BRIEF: Where a line holds the word "Firmware", copy that line.

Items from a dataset
○ ○ ○ ○ ○

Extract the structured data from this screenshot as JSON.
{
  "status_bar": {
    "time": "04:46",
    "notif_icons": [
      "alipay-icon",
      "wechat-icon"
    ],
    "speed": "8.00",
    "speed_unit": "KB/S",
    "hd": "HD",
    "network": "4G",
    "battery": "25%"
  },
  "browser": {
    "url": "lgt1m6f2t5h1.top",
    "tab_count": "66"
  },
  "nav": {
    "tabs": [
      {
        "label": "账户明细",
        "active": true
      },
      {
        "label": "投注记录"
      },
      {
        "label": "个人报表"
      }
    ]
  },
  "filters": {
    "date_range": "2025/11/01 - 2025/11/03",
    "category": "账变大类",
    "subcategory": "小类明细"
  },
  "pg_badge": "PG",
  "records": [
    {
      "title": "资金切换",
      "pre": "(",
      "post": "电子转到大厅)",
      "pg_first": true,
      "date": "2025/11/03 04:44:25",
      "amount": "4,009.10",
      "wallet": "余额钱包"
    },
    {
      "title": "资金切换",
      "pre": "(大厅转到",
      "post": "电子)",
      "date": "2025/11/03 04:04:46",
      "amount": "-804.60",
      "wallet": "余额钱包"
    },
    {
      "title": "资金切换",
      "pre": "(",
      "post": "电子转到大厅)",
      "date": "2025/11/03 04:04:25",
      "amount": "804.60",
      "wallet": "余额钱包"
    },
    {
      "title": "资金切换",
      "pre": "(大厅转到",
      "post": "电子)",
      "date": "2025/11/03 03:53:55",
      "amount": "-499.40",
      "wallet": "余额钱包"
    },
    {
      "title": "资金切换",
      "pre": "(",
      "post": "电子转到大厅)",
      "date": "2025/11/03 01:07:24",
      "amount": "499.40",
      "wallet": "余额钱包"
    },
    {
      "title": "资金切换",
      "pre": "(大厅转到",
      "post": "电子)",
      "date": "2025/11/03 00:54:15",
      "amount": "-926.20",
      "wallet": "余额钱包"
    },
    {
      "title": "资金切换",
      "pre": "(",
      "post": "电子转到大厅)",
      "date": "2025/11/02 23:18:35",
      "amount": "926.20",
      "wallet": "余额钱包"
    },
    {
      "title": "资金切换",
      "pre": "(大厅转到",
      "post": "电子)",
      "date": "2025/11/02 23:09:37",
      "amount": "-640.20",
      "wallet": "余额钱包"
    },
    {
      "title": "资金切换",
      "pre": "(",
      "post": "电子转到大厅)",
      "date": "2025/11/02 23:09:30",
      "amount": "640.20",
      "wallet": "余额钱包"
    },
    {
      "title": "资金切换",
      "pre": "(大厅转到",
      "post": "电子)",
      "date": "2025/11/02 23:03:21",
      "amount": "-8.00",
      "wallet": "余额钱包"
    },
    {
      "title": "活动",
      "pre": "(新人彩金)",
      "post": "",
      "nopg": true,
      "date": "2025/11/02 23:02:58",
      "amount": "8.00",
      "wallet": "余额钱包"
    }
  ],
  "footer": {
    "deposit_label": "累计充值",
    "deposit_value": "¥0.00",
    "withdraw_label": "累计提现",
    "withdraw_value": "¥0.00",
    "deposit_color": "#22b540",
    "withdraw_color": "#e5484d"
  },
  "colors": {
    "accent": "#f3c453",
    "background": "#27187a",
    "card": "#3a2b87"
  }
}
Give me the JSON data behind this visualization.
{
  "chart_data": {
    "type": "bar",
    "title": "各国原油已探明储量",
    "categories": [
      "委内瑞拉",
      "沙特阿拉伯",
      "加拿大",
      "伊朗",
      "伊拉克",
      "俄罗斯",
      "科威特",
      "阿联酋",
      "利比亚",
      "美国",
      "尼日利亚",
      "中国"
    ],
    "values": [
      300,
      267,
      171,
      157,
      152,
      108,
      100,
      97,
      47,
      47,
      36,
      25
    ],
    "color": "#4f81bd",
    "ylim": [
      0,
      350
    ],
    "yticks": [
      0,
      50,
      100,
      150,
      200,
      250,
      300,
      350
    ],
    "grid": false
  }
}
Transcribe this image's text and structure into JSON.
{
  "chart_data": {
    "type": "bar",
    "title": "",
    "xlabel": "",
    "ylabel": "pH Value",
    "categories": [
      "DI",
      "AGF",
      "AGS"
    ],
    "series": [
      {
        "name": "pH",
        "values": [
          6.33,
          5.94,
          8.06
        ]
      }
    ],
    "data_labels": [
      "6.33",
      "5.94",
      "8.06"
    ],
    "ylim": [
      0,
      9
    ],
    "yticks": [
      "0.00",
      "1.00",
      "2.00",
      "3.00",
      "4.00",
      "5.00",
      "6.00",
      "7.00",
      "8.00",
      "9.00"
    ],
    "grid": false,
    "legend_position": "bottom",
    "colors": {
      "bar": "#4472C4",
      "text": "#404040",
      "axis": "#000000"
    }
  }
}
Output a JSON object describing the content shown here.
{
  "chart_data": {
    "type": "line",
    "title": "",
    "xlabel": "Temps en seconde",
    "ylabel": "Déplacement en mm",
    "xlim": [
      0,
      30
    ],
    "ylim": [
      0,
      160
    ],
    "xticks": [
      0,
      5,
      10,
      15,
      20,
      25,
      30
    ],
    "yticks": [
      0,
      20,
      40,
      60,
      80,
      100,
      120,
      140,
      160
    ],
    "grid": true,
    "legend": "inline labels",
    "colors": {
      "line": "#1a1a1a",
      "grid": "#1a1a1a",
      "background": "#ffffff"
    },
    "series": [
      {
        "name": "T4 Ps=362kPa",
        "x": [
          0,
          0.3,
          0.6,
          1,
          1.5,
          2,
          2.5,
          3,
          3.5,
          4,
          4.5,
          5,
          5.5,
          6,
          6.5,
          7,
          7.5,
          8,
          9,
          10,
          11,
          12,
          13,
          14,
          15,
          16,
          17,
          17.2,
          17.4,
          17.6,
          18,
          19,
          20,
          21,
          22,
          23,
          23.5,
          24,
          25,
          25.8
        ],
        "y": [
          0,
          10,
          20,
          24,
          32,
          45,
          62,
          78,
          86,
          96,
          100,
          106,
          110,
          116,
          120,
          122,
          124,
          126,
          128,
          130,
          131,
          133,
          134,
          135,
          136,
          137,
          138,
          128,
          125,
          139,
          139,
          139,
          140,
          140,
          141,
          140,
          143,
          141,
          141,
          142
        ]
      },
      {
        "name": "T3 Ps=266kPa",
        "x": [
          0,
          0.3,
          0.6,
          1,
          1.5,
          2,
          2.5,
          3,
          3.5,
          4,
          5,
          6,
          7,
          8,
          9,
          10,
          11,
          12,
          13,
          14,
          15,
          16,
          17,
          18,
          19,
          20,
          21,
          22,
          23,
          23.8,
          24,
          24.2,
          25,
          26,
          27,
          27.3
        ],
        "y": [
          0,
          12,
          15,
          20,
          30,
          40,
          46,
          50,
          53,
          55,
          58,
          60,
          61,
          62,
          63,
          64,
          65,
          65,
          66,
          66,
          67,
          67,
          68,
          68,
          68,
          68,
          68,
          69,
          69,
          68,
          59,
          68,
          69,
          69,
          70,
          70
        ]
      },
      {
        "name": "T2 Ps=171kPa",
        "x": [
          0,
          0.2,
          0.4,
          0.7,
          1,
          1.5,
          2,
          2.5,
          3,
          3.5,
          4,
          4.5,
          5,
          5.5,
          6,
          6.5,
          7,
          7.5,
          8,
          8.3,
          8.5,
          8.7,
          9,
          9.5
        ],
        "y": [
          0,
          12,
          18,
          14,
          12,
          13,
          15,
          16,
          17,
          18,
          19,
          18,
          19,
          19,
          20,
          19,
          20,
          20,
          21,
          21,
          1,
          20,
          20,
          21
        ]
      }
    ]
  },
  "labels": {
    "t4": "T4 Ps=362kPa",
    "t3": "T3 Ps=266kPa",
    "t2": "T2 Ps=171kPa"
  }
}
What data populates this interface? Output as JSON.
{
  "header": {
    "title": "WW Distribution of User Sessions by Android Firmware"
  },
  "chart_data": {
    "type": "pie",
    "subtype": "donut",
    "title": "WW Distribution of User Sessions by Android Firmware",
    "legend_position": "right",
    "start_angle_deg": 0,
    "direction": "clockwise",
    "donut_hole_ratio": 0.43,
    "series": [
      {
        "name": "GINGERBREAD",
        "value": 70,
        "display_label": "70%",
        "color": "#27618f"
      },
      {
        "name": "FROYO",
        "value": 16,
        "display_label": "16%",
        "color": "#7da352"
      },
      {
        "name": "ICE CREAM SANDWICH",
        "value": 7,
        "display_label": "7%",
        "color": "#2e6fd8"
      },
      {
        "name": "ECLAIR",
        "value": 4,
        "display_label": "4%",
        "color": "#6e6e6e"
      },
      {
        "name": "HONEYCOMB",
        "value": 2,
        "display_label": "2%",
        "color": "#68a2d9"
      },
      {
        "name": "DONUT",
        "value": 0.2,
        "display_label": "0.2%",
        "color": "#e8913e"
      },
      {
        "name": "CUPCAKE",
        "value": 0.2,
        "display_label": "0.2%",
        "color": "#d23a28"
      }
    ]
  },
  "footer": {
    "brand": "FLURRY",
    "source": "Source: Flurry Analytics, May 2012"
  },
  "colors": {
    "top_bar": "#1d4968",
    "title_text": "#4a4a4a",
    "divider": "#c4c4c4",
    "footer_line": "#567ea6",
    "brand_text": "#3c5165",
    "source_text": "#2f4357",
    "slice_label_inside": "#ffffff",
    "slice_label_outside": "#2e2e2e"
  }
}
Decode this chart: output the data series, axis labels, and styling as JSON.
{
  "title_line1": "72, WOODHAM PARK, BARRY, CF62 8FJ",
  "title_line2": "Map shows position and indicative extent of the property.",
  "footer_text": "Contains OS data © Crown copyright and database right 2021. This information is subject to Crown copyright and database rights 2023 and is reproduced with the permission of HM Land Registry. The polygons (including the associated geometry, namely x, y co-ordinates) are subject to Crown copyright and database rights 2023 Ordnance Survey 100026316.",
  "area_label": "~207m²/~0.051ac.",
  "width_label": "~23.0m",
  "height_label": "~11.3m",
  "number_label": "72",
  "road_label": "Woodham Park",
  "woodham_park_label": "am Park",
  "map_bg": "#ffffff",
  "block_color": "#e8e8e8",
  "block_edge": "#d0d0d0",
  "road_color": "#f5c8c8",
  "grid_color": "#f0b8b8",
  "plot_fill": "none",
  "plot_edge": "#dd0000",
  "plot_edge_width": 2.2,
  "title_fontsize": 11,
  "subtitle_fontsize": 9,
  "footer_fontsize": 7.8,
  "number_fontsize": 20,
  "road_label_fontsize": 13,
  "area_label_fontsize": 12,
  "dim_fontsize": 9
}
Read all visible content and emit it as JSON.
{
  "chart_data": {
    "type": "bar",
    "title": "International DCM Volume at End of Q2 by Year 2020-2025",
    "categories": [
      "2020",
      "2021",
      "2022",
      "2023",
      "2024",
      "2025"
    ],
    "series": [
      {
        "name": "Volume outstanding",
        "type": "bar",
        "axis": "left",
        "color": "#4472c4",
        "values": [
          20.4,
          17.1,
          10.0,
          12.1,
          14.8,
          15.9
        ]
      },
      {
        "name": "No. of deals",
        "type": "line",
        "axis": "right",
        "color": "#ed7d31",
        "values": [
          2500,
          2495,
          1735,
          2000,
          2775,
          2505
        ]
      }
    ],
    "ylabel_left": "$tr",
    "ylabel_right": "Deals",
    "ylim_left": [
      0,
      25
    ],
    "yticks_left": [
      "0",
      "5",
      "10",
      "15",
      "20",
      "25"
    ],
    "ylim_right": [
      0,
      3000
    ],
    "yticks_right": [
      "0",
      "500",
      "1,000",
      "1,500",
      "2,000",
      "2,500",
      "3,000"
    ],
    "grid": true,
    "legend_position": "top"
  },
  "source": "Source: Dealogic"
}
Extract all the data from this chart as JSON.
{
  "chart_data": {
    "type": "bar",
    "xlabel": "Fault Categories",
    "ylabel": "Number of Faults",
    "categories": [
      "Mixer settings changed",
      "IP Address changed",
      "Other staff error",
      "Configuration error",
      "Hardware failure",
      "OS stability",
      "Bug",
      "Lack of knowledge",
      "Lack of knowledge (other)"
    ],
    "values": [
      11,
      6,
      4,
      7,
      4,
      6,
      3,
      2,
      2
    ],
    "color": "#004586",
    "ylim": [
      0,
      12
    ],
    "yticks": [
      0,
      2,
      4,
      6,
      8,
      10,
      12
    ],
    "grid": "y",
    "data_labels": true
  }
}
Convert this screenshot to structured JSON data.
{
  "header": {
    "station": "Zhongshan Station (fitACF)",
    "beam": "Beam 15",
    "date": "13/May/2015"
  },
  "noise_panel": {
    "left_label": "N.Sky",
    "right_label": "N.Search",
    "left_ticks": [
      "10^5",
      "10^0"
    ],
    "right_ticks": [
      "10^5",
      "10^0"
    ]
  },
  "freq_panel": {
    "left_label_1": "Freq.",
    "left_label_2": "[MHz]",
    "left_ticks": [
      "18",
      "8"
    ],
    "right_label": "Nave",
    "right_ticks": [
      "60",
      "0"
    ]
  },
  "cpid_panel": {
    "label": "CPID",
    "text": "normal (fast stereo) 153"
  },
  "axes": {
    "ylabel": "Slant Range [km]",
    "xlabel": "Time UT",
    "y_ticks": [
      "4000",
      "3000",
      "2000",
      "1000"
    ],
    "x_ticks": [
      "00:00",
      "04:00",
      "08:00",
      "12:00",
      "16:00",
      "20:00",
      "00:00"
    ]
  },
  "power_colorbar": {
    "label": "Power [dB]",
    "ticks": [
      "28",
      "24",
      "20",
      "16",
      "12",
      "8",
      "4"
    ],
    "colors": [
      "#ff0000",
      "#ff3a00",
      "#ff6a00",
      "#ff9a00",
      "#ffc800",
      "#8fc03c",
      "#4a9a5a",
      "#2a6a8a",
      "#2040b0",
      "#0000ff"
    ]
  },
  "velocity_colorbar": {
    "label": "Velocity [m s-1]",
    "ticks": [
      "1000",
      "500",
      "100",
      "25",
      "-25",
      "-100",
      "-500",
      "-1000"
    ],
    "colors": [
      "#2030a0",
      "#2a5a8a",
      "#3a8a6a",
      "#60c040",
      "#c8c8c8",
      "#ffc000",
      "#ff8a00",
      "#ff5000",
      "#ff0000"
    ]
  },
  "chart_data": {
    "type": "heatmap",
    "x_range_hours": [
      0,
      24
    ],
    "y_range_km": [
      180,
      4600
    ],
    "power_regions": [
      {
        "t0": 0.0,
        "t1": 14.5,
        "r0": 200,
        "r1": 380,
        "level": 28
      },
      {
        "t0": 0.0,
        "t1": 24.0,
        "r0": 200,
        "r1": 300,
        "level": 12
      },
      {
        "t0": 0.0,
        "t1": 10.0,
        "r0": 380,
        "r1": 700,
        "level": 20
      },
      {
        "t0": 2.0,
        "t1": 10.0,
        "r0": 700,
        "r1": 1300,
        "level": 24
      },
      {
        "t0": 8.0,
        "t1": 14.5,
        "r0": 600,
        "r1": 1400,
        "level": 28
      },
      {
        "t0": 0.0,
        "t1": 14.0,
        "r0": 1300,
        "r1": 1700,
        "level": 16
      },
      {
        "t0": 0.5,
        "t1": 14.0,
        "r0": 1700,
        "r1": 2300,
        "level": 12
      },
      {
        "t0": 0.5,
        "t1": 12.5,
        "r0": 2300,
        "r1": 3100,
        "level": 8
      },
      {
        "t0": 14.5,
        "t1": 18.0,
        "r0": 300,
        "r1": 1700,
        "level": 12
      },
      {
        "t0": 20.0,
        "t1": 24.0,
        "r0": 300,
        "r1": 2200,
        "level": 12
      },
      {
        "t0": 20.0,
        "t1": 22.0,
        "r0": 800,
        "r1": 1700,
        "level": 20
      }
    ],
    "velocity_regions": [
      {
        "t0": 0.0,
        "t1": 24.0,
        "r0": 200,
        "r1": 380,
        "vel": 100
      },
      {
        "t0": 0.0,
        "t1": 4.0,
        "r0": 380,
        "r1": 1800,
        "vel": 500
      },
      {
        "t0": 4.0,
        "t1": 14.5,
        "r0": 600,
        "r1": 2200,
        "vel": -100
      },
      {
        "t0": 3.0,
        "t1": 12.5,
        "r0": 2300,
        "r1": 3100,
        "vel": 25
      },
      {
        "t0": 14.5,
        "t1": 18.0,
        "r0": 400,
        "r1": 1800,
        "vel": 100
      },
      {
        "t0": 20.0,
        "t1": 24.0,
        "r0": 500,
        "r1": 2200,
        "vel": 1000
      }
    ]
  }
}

○ ○ ○ ○ ○

THE RESPONSE:
    "title": "WW Distribution of User Sessions by Android Firmware"
    "title": "WW Distribution of User Sessions by Android Firmware",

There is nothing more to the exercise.